-------- DATA SECTION

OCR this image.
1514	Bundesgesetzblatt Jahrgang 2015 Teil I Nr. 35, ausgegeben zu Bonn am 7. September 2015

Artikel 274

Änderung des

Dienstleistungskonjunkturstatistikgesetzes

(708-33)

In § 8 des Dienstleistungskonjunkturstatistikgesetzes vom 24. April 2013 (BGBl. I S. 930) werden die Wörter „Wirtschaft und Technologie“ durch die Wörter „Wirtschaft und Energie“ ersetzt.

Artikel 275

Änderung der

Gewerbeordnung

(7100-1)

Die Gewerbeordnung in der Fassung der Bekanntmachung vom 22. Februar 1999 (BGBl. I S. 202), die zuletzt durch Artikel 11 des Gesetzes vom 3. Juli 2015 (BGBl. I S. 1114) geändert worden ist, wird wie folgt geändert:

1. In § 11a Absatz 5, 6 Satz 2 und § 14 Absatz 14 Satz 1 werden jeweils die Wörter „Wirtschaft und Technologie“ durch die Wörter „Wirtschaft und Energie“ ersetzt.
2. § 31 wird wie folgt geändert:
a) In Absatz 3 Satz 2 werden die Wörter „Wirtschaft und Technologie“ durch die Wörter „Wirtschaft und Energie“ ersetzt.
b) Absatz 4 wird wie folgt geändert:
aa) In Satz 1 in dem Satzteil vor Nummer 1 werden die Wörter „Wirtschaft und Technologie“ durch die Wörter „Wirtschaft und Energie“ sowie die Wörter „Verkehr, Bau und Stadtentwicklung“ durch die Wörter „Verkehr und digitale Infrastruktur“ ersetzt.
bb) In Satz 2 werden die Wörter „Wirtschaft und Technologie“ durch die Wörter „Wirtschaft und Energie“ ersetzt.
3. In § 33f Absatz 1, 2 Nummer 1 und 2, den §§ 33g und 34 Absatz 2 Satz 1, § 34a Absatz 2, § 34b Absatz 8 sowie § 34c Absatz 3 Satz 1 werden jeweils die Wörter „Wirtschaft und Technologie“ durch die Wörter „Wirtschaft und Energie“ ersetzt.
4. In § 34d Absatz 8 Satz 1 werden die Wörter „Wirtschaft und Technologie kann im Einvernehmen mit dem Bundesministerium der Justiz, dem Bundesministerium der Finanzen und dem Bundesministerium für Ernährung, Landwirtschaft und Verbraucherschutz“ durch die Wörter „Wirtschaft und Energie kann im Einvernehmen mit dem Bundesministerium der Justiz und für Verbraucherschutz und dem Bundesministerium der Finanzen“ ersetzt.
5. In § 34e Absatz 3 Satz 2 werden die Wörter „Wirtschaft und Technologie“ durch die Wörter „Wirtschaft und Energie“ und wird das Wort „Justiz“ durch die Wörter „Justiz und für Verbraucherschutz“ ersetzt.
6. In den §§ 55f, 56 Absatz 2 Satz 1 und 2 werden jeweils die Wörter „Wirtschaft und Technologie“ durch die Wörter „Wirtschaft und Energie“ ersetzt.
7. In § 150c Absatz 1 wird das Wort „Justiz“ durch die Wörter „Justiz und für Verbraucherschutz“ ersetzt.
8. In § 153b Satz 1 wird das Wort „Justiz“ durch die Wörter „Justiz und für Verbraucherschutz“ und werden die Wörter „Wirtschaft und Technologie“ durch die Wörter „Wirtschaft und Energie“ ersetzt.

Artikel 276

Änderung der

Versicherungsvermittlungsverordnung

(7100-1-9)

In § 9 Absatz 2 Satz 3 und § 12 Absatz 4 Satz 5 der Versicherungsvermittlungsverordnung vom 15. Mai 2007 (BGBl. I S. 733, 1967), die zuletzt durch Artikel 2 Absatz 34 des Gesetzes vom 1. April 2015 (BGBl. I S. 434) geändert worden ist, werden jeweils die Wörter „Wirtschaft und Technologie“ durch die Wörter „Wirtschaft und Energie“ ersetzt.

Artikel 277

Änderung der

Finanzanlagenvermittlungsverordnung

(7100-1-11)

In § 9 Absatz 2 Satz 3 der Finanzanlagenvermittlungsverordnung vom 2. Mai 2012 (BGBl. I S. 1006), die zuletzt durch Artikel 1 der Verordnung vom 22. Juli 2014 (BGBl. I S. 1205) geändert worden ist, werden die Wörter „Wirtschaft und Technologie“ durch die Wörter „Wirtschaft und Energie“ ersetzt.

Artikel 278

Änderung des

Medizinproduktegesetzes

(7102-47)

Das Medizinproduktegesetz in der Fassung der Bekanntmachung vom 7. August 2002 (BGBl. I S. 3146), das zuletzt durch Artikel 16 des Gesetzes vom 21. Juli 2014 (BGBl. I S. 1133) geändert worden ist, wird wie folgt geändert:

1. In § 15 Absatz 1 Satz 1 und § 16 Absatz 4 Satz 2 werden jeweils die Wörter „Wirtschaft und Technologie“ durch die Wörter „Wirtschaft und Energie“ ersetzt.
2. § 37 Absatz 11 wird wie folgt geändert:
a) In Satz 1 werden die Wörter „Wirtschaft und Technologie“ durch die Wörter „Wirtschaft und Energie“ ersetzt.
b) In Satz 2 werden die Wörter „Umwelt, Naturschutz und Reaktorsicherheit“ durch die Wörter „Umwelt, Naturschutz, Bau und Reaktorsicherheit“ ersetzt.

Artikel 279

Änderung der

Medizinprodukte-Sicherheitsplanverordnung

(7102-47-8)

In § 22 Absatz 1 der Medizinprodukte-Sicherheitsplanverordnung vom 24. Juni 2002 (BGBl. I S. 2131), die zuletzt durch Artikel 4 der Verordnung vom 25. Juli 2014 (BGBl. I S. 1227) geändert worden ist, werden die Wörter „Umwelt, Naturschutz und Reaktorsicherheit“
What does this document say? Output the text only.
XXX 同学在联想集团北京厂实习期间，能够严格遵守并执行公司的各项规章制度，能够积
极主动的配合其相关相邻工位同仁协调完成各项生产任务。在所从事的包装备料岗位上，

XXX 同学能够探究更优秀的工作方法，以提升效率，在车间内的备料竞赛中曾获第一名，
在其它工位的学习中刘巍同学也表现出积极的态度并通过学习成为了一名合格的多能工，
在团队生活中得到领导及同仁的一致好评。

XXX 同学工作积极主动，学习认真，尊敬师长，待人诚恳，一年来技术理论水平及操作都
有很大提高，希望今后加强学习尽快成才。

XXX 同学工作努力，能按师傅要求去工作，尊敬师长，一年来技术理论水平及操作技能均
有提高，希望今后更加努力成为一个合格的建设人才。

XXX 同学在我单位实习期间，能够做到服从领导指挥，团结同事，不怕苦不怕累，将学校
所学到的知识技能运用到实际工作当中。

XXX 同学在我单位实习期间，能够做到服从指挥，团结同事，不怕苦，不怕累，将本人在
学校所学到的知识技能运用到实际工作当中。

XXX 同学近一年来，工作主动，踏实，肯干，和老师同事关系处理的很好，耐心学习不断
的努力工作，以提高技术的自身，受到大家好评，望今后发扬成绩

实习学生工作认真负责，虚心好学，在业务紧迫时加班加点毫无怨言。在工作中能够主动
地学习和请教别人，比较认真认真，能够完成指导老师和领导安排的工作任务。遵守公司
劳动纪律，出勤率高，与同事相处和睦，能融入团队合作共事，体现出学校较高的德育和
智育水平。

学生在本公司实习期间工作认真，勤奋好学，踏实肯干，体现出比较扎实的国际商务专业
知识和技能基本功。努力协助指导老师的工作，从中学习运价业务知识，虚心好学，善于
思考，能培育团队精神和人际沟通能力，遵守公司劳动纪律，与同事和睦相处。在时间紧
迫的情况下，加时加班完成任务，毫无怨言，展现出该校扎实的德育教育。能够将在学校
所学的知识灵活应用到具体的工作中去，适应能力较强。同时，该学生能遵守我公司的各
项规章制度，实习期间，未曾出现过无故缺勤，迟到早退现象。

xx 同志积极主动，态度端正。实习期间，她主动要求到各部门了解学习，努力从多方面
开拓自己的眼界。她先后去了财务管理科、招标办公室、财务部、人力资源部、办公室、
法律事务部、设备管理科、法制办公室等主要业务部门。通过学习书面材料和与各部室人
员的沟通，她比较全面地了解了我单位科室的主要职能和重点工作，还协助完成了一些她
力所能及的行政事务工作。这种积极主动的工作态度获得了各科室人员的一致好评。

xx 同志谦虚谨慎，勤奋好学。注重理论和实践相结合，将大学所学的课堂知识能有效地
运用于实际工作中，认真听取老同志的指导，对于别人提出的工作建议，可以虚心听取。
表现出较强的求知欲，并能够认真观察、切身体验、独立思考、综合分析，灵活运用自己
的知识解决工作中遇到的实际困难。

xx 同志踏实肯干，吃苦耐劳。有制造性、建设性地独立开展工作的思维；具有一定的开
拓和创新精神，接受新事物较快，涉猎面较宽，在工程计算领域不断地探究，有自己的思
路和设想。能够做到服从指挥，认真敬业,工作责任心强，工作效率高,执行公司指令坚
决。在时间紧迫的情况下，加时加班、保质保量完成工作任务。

----------------

_TASK INSTRUCTIONS:_
Using the listing above, locate the lines that hold "Naturschutz" and copy each one.

_REPLY:_
b) In Satz 2 werden die Wörter „Umwelt, Naturschutz und Reaktorsicherheit“ durch die Wörter „Umwelt, Naturschutz, Bau und Reaktorsicherheit“ ersetzt.
In § 22 Absatz 1 der Medizinprodukte-Sicherheitsplanverordnung vom 24. Juni 2002 (BGBl. I S. 2131), die zuletzt durch Artikel 4 der Verordnung vom 25. Juli 2014 (BGBl. I S. 1227) geändert worden ist, werden die Wörter „Umwelt, Naturschutz und Reaktorsicherheit“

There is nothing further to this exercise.